→ WHAT THE TASK ASKS: Nothing should be left out: output all of the entries exactly.
==== SUPPLIED DATA ====
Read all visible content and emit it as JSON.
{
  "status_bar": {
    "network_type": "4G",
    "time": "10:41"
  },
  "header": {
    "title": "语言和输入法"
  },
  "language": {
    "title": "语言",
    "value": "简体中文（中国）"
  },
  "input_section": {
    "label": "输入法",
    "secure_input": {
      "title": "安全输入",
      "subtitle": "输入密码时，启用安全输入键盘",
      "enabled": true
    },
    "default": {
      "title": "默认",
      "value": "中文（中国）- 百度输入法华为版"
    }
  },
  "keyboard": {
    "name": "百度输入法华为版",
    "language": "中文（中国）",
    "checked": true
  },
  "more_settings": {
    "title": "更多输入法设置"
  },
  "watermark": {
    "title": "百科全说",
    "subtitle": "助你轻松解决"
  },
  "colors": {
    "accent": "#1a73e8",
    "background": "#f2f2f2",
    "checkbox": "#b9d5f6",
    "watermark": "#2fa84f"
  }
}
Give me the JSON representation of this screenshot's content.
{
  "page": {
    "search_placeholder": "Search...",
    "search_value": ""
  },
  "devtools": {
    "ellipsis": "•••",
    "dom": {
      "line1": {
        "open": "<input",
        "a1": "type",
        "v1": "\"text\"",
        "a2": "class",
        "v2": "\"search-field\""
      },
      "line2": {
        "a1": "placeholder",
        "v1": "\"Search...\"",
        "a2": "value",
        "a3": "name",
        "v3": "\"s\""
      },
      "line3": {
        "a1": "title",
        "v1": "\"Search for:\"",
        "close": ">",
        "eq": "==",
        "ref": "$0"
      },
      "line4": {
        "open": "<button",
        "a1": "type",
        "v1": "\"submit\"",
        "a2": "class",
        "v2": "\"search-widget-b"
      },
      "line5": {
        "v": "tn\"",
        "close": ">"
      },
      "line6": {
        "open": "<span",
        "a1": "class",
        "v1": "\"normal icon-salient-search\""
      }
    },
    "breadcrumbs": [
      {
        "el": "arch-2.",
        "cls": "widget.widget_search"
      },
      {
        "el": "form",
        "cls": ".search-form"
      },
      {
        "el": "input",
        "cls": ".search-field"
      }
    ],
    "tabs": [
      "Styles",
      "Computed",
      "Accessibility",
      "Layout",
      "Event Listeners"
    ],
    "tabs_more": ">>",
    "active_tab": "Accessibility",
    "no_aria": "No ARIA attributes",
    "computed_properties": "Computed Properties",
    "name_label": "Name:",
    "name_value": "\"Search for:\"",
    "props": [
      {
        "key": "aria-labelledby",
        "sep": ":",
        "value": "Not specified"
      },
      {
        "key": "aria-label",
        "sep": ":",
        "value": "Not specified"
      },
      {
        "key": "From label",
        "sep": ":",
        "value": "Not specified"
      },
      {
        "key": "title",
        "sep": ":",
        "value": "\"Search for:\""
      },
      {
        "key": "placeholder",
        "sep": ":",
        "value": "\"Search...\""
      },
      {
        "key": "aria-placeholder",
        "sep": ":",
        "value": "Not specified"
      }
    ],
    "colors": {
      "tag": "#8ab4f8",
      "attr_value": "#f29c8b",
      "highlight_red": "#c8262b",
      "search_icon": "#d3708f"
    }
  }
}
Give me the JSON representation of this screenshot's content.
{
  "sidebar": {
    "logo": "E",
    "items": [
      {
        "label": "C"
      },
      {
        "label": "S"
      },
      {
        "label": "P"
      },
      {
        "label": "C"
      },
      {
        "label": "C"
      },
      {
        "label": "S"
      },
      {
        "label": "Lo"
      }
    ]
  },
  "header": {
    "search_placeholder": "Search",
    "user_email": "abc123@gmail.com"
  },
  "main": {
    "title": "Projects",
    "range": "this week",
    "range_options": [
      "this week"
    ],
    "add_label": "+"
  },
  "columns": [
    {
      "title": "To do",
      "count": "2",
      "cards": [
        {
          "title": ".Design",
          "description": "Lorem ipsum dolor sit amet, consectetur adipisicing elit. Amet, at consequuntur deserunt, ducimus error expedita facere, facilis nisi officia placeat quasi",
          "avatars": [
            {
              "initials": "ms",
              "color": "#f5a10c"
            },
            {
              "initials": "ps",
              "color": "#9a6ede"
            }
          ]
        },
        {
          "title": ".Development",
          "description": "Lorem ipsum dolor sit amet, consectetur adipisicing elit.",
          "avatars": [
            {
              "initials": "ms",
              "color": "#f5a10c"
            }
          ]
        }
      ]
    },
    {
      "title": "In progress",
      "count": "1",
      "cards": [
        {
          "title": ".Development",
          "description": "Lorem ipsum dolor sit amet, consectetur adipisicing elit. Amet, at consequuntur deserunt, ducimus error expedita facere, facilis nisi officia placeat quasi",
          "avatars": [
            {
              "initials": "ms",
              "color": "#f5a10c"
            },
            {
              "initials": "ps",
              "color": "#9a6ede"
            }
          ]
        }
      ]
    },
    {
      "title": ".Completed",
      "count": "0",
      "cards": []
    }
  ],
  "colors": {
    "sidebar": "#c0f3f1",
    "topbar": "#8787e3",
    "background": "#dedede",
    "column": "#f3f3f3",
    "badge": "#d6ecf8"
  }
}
====
→ RESPONSE BELOW:
Read all visible content and emit it as JSON.
{
  "status_bar": {
    "network_type": "4G",
    "time": "10:41"
  },
  "header": {
    "title": "语言和输入法"
  },
  "language": {
    "title": "语言",
    "value": "简体中文（中国）"
  },
  "input_section": {
    "label": "输入法",
    "secure_input": {
      "title": "安全输入",
      "subtitle": "输入密码时，启用安全输入键盘",
      "enabled": true
    },
    "default": {
      "title": "默认",
      "value": "中文（中国）- 百度输入法华为版"
    }
  },
  "keyboard": {
    "name": "百度输入法华为版",
    "language": "中文（中国）",
    "checked": true
  },
  "more_settings": {
    "title": "更多输入法设置"
  },
  "watermark": {
    "title": "百科全说",
    "subtitle": "助你轻松解决"
  },
  "colors": {
    "accent": "#1a73e8",
    "background": "#f2f2f2",
    "checkbox": "#b9d5f6",
    "watermark": "#2fa84f"
  }
}
Give me the JSON representation of this screenshot's content.
{
  "page": {
    "search_placeholder": "Search...",
    "search_value": ""
  },
  "devtools": {
    "ellipsis": "•••",
    "dom": {
      "line1": {
        "open": "<input",
        "a1": "type",
        "v1": "\"text\"",
        "a2": "class",
        "v2": "\"search-field\""
      },
      "line2": {
        "a1": "placeholder",
        "v1": "\"Search...\"",
        "a2": "value",
        "a3": "name",
        "v3": "\"s\""
      },
      "line3": {
        "a1": "title",
        "v1": "\"Search for:\"",
        "close": ">",
        "eq": "==",
        "ref": "$0"
      },
      "line4": {
        "open": "<button",
        "a1": "type",
        "v1": "\"submit\"",
        "a2": "class",
        "v2": "\"search-widget-b"
      },
      "line5": {
        "v": "tn\"",
        "close": ">"
      },
      "line6": {
        "open": "<span",
        "a1": "class",
        "v1": "\"normal icon-salient-search\""
      }
    },
    "breadcrumbs": [
      {
        "el": "arch-2.",
        "cls": "widget.widget_search"
      },
      {
        "el": "form",
        "cls": ".search-form"
      },
      {
        "el": "input",
        "cls": ".search-field"
      }
    ],
    "tabs": [
      "Styles",
      "Computed",
      "Accessibility",
      "Layout",
      "Event Listeners"
    ],
    "tabs_more": ">>",
    "active_tab": "Accessibility",
    "no_aria": "No ARIA attributes",
    "computed_properties": "Computed Properties",
    "name_label": "Name:",
    "name_value": "\"Search for:\"",
    "props": [
      {
        "key": "aria-labelledby",
        "sep": ":",
        "value": "Not specified"
      },
      {
        "key": "aria-label",
        "sep": ":",
        "value": "Not specified"
      },
      {
        "key": "From label",
        "sep": ":",
        "value": "Not specified"
      },
      {
        "key": "title",
        "sep": ":",
        "value": "\"Search for:\""
      },
      {
        "key": "placeholder",
        "sep": ":",
        "value": "\"Search...\""
      },
      {
        "key": "aria-placeholder",
        "sep": ":",
        "value": "Not specified"
      }
    ],
    "colors": {
      "tag": "#8ab4f8",
      "attr_value": "#f29c8b",
      "highlight_red": "#c8262b",
      "search_icon": "#d3708f"
    }
  }
}
Give me the JSON representation of this screenshot's content.
{
  "sidebar": {
    "logo": "E",
    "items": [
      {
        "label": "C"
      },
      {
        "label": "S"
      },
      {
        "label": "P"
      },
      {
        "label": "C"
      },
      {
        "label": "C"
      },
      {
        "label": "S"
      },
      {
        "label": "Lo"
      }
    ]
  },
  "header": {
    "search_placeholder": "Search",
    "user_email": "abc123@gmail.com"
  },
  "main": {
    "title": "Projects",
    "range": "this week",
    "range_options": [
      "this week"
    ],
    "add_label": "+"
  },
  "columns": [
    {
      "title": "To do",
      "count": "2",
      "cards": [
        {
          "title": ".Design",
          "description": "Lorem ipsum dolor sit amet, consectetur adipisicing elit. Amet, at consequuntur deserunt, ducimus error expedita facere, facilis nisi officia placeat quasi",
          "avatars": [
            {
              "initials": "ms",
              "color": "#f5a10c"
            },
            {
              "initials": "ps",
              "color": "#9a6ede"
            }
          ]
        },
        {
          "title": ".Development",
          "description": "Lorem ipsum dolor sit amet, consectetur adipisicing elit.",
          "avatars": [
            {
              "initials": "ms",
              "color": "#f5a10c"
            }
          ]
        }
      ]
    },
    {
      "title": "In progress",
      "count": "1",
      "cards": [
        {
          "title": ".Development",
          "description": "Lorem ipsum dolor sit amet, consectetur adipisicing elit. Amet, at consequuntur deserunt, ducimus error expedita facere, facilis nisi officia placeat quasi",
          "avatars": [
            {
              "initials": "ms",
              "color": "#f5a10c"
            },
            {
              "initials": "ps",
              "color": "#9a6ede"
            }
          ]
        }
      ]
    },
    {
      "title": ".Completed",
      "count": "0",
      "cards": []
    }
  ],
  "colors": {
    "sidebar": "#c0f3f1",
    "topbar": "#8787e3",
    "background": "#dedede",
    "column": "#f3f3f3",
    "badge": "#d6ecf8"
  }
}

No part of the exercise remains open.